PAGE EXTRACT =
:::::
A closed-loop system pipes a mixture of water and antifreeze to a water source, such as a lake, where it flows through coils or heat exchange plates in the water, exchanging heat with the water. The heated mixture is then piped to a heat pump and exchanged heat with the refrigerant.
In an open loop system, water is extracted from the source and piped directly to the heat pump, and then exchanges the heat with the refrigerant and returns the water to the source. As this involves extraction and discharge from water sources, an extraction permit and a discharge permit from the local environment agency may be required. Therefore, before installing ground source geothermal heat, it is necessary to know whether the conditions of local water source and the geological structure of the site are suitable for drilling wells to extract water and use.
:::::
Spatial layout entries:
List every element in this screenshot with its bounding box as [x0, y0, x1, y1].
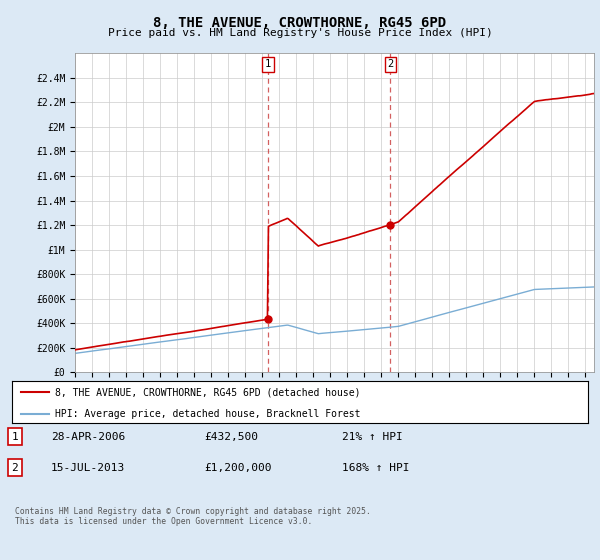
Text: Contains HM Land Registry data © Crown copyright and database right 2025.
This d: Contains HM Land Registry data © Crown c…	[15, 507, 371, 526]
Text: £432,500: £432,500	[204, 432, 258, 442]
Text: Price paid vs. HM Land Registry's House Price Index (HPI): Price paid vs. HM Land Registry's House …	[107, 28, 493, 38]
Text: 8, THE AVENUE, CROWTHORNE, RG45 6PD (detached house): 8, THE AVENUE, CROWTHORNE, RG45 6PD (det…	[55, 387, 361, 397]
Text: HPI: Average price, detached house, Bracknell Forest: HPI: Average price, detached house, Brac…	[55, 409, 361, 418]
Text: 1: 1	[265, 59, 271, 69]
Text: 2: 2	[11, 463, 19, 473]
Text: 168% ↑ HPI: 168% ↑ HPI	[342, 463, 409, 473]
Text: 28-APR-2006: 28-APR-2006	[51, 432, 125, 442]
Text: 8, THE AVENUE, CROWTHORNE, RG45 6PD: 8, THE AVENUE, CROWTHORNE, RG45 6PD	[154, 16, 446, 30]
Text: 1: 1	[11, 432, 19, 442]
Text: £1,200,000: £1,200,000	[204, 463, 271, 473]
Text: 15-JUL-2013: 15-JUL-2013	[51, 463, 125, 473]
Text: 2: 2	[388, 59, 394, 69]
Text: 21% ↑ HPI: 21% ↑ HPI	[342, 432, 403, 442]
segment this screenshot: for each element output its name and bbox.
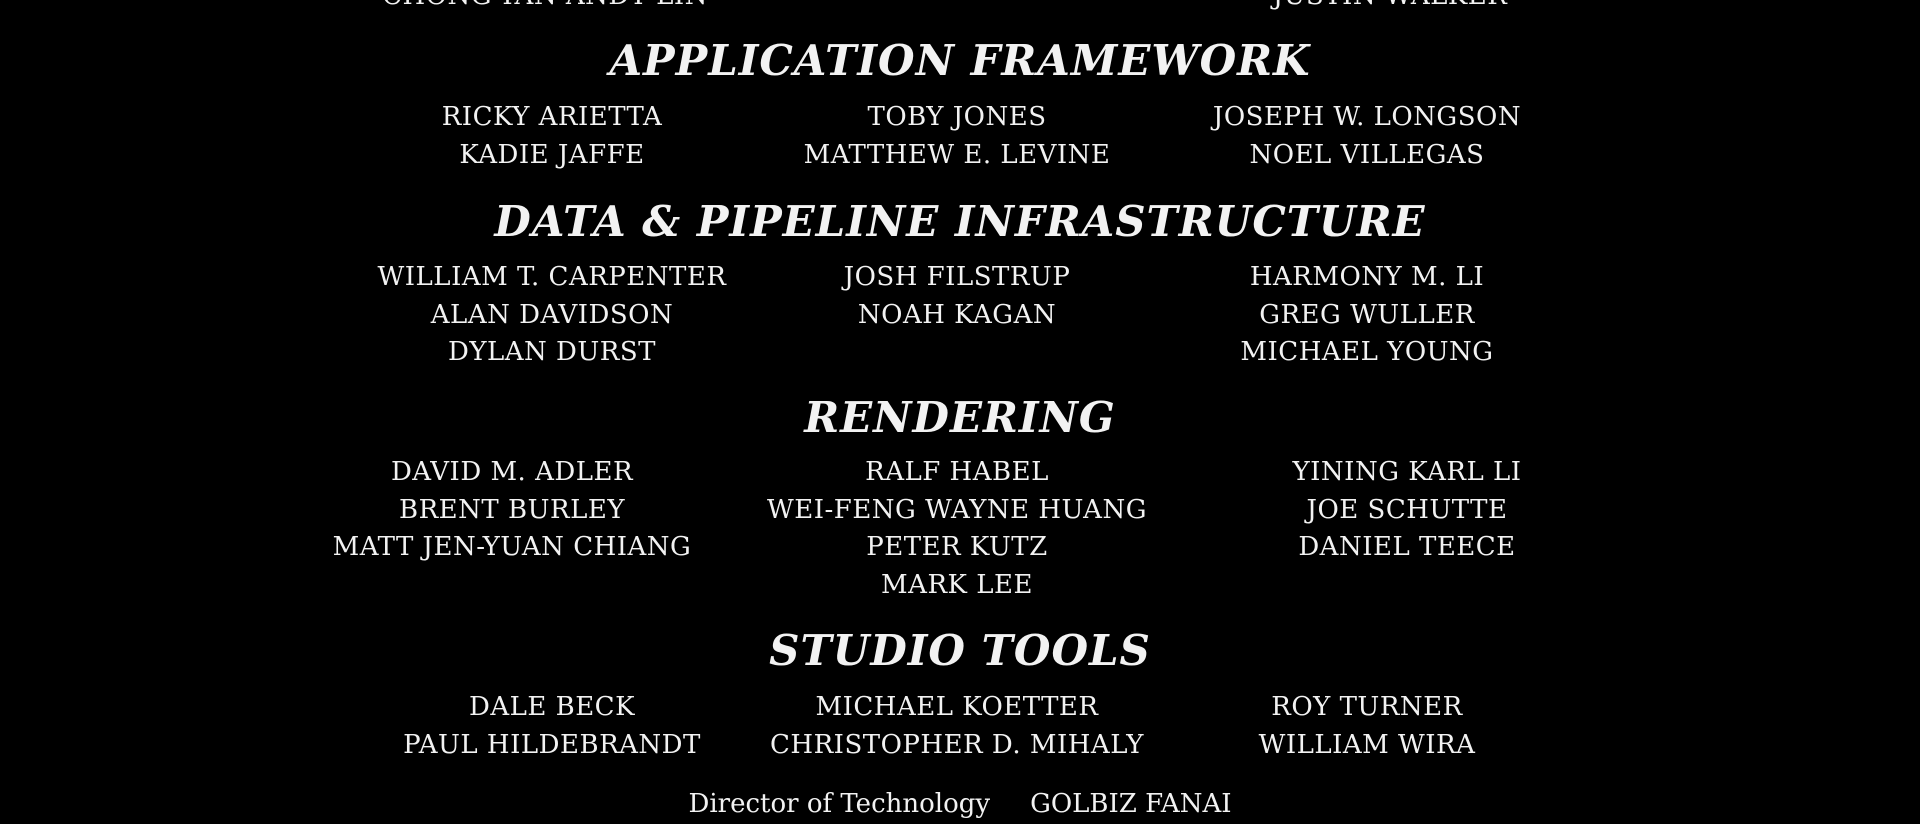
credit-name: MICHAEL YOUNG [1240, 337, 1494, 367]
credit-column: DALE BECK PAUL HILDEBRANDT [377, 689, 727, 764]
credit-name: DYLAN DURST [447, 337, 657, 367]
credit-name: MARK LEE [881, 569, 1033, 600]
section-heading: APPLICATION FRAMEWORK [609, 36, 1311, 85]
credit-name: WEI-FENG WAYNE HUANG [767, 494, 1147, 525]
credit-name: PETER KUTZ [866, 532, 1048, 562]
credit-name-partial: JUSTIN WALKER [1255, 0, 1525, 16]
credit-name: WILLIAM T. CARPENTER [377, 262, 727, 292]
credit-column: RALF HABEL WEI-FENG WAYNE HUANG PETER KU… [747, 454, 1167, 604]
credit-name: GOLBIZ FANAI [1030, 789, 1232, 819]
credit-name: JOSH FILSTRUP [843, 262, 1071, 292]
credit-column: WILLIAM T. CARPENTER ALAN DAVIDSON DYLAN… [352, 259, 752, 372]
credit-name: BRENT BURLEY [398, 494, 626, 525]
credits-screen: CHONG-YAN ANDY LIN JUSTIN WALKER APPLICA… [307, 0, 1557, 819]
credit-name: DALE BECK [468, 692, 636, 722]
credit-name: NOEL VILLEGAS [1249, 139, 1485, 170]
credit-column: RICKY ARIETTA KADIE JAFFE [402, 99, 702, 174]
credit-column: JOSH FILSTRUP NOAH KAGAN [792, 259, 1122, 334]
credit-column: JOSEPH W. LONGSON NOEL VILLEGAS [1197, 99, 1537, 174]
credit-name: ROY TURNER [1271, 692, 1463, 722]
credit-name: MICHAEL KOETTER [815, 692, 1099, 722]
section-heading: DATA & PIPELINE INFRASTRUCTURE [494, 197, 1426, 246]
credit-name: HARMONY M. LI [1249, 262, 1485, 292]
credit-name: DANIEL TEECE [1298, 532, 1516, 562]
credit-name: JOE SCHUTTE [1306, 494, 1508, 525]
credit-name: DAVID M. ADLER [390, 457, 634, 487]
credit-name: WILLIAM WIRA [1258, 729, 1476, 760]
credit-name: MATT JEN-YUAN CHIANG [332, 532, 692, 562]
credit-name-partial: CHONG-YAN ANDY LIN [355, 0, 735, 16]
credit-column: DAVID M. ADLER BRENT BURLEY MATT JEN-YUA… [307, 454, 717, 567]
credit-name: RALF HABEL [865, 457, 1049, 487]
credit-name: TOBY JONES [867, 102, 1047, 132]
credit-name: PAUL HILDEBRANDT [403, 729, 701, 760]
section-heading: STUDIO TOOLS [769, 626, 1151, 675]
credit-role: Director of Technology [688, 789, 991, 819]
credit-name: YINING KARL LI [1292, 457, 1522, 487]
credit-name: NOAH KAGAN [857, 299, 1057, 330]
credit-name: RICKY ARIETTA [441, 102, 663, 132]
credit-line-partial: Director of Technology GOLBIZ FANAI [0, 786, 1920, 824]
credit-column: ROY TURNER WILLIAM WIRA [1217, 689, 1517, 764]
section-heading: RENDERING [804, 393, 1116, 442]
credit-column: HARMONY M. LI GREG WULLER MICHAEL YOUNG [1207, 259, 1527, 372]
credit-name: ALAN DAVIDSON [430, 299, 674, 330]
credit-name: KADIE JAFFE [459, 139, 645, 170]
credit-name: MATTHEW E. LEVINE [803, 139, 1111, 170]
credit-column: YINING KARL LI JOE SCHUTTE DANIEL TEECE [1257, 454, 1557, 567]
credit-name: JOSEPH W. LONGSON [1212, 102, 1522, 132]
credit-name: GREG WULLER [1259, 299, 1475, 330]
credit-column: MICHAEL KOETTER CHRISTOPHER D. MIHALY [747, 689, 1167, 764]
credit-name: CHRISTOPHER D. MIHALY [770, 729, 1144, 760]
credit-column: TOBY JONES MATTHEW E. LEVINE [792, 99, 1122, 174]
:::::
ACTIONS TO TAKE =
a) In the heat pump text, what does a closed-loop system pipe to the water source?
b) Decide whether each statement agrees with the heat pump text: (i) an open loop system returns the water to its source; (ii) a closed-loop system sends lake water straight to the heat pump; (iii) an open loop system may need both an extraction permit and a discharge permit. Answer yes or no for each, quoting the deciding words.
c) Quote the heat pump text word for word, starting at the words "A closed-loop system" and stopping after "with the refrigerant.".

ANSWERS TO THE EXERCISE =
a) A mixture of water and antifreeze.

b)
(i) Yes: "returns the water to the source."
(ii) No: "pipes a mixture of water and antifreeze to a water source, such as a lake, where it flows through coils or heat exchange plates in the water."
(iii) Yes: "an extraction permit and a discharge permit from the local environment agency may be required."

c)
A closed-loop system pipes a mixture of water and antifreeze to a water source, such as a lake, where it flows through coils or heat exchange plates in the water, exchanging heat with the water. The heated mixture is then piped to a heat pump and exchanged heat with the refrigerant.